■ What to work on: Return every record exactly as written.

[Dataset records]
==*==

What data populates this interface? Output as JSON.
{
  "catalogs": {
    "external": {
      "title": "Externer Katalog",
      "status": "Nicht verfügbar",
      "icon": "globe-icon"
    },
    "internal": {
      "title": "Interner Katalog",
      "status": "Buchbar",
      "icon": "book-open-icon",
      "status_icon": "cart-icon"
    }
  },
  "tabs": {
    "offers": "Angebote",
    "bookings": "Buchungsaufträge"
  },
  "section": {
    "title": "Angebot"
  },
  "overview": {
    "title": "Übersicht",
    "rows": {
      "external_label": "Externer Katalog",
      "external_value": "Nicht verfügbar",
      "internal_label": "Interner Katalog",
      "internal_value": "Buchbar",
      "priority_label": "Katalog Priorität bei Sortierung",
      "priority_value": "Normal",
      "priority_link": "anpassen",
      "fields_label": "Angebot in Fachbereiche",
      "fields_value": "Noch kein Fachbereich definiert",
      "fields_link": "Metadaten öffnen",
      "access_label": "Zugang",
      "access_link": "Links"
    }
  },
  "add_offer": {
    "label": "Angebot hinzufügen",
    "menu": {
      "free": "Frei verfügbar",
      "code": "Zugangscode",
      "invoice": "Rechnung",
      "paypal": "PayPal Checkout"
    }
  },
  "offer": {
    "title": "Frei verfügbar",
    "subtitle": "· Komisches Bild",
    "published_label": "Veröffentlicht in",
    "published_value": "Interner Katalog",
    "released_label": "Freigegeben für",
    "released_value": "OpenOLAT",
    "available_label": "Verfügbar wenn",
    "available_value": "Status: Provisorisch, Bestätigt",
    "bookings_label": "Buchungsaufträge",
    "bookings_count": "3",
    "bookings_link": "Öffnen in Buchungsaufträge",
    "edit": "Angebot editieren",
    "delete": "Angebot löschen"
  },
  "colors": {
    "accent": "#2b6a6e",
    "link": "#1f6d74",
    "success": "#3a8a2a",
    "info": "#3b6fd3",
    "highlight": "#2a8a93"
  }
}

==*==

■ Task output:
What data populates this interface? Output as JSON.
{
  "catalogs": {
    "external": {
      "title": "Externer Katalog",
      "status": "Nicht verfügbar",
      "icon": "globe-icon"
    },
    "internal": {
      "title": "Interner Katalog",
      "status": "Buchbar",
      "icon": "book-open-icon",
      "status_icon": "cart-icon"
    }
  },
  "tabs": {
    "offers": "Angebote",
    "bookings": "Buchungsaufträge"
  },
  "section": {
    "title": "Angebot"
  },
  "overview": {
    "title": "Übersicht",
    "rows": {
      "external_label": "Externer Katalog",
      "external_value": "Nicht verfügbar",
      "internal_label": "Interner Katalog",
      "internal_value": "Buchbar",
      "priority_label": "Katalog Priorität bei Sortierung",
      "priority_value": "Normal",
      "priority_link": "anpassen",
      "fields_label": "Angebot in Fachbereiche",
      "fields_value": "Noch kein Fachbereich definiert",
      "fields_link": "Metadaten öffnen",
      "access_label": "Zugang",
      "access_link": "Links"
    }
  },
  "add_offer": {
    "label": "Angebot hinzufügen",
    "menu": {
      "free": "Frei verfügbar",
      "code": "Zugangscode",
      "invoice": "Rechnung",
      "paypal": "PayPal Checkout"
    }
  },
  "offer": {
    "title": "Frei verfügbar",
    "subtitle": "· Komisches Bild",
    "published_label": "Veröffentlicht in",
    "published_value": "Interner Katalog",
    "released_label": "Freigegeben für",
    "released_value": "OpenOLAT",
    "available_label": "Verfügbar wenn",
    "available_value": "Status: Provisorisch, Bestätigt",
    "bookings_label": "Buchungsaufträge",
    "bookings_count": "3",
    "bookings_link": "Öffnen in Buchungsaufträge",
    "edit": "Angebot editieren",
    "delete": "Angebot löschen"
  },
  "colors": {
    "accent": "#2b6a6e",
    "link": "#1f6d74",
    "success": "#3a8a2a",
    "info": "#3b6fd3",
    "highlight": "#2a8a93"
  }
}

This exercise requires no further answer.